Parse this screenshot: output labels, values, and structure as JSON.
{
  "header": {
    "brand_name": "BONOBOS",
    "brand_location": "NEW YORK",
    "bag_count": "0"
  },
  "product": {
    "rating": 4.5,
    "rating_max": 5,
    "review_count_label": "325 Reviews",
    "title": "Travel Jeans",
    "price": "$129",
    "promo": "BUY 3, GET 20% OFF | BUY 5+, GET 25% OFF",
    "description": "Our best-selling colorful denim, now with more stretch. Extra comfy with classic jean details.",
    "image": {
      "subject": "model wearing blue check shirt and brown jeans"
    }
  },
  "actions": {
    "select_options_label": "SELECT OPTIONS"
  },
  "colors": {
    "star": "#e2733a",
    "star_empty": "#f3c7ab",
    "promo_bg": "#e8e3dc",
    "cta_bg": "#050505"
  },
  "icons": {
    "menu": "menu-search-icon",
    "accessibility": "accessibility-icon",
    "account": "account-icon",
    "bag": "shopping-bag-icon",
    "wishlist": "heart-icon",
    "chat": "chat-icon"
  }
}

### The exercise
Using the material above, print every entry exactly as written.

### Problem solution
Parse this screenshot: output labels, values, and structure as JSON.
{
  "header": {
    "brand_name": "BONOBOS",
    "brand_location": "NEW YORK",
    "bag_count": "0"
  },
  "product": {
    "rating": 4.5,
    "rating_max": 5,
    "review_count_label": "325 Reviews",
    "title": "Travel Jeans",
    "price": "$129",
    "promo": "BUY 3, GET 20% OFF | BUY 5+, GET 25% OFF",
    "description": "Our best-selling colorful denim, now with more stretch. Extra comfy with classic jean details.",
    "image": {
      "subject": "model wearing blue check shirt and brown jeans"
    }
  },
  "actions": {
    "select_options_label": "SELECT OPTIONS"
  },
  "colors": {
    "star": "#e2733a",
    "star_empty": "#f3c7ab",
    "promo_bg": "#e8e3dc",
    "cta_bg": "#050505"
  },
  "icons": {
    "menu": "menu-search-icon",
    "accessibility": "accessibility-icon",
    "account": "account-icon",
    "bag": "shopping-bag-icon",
    "wishlist": "heart-icon",
    "chat": "chat-icon"
  }
}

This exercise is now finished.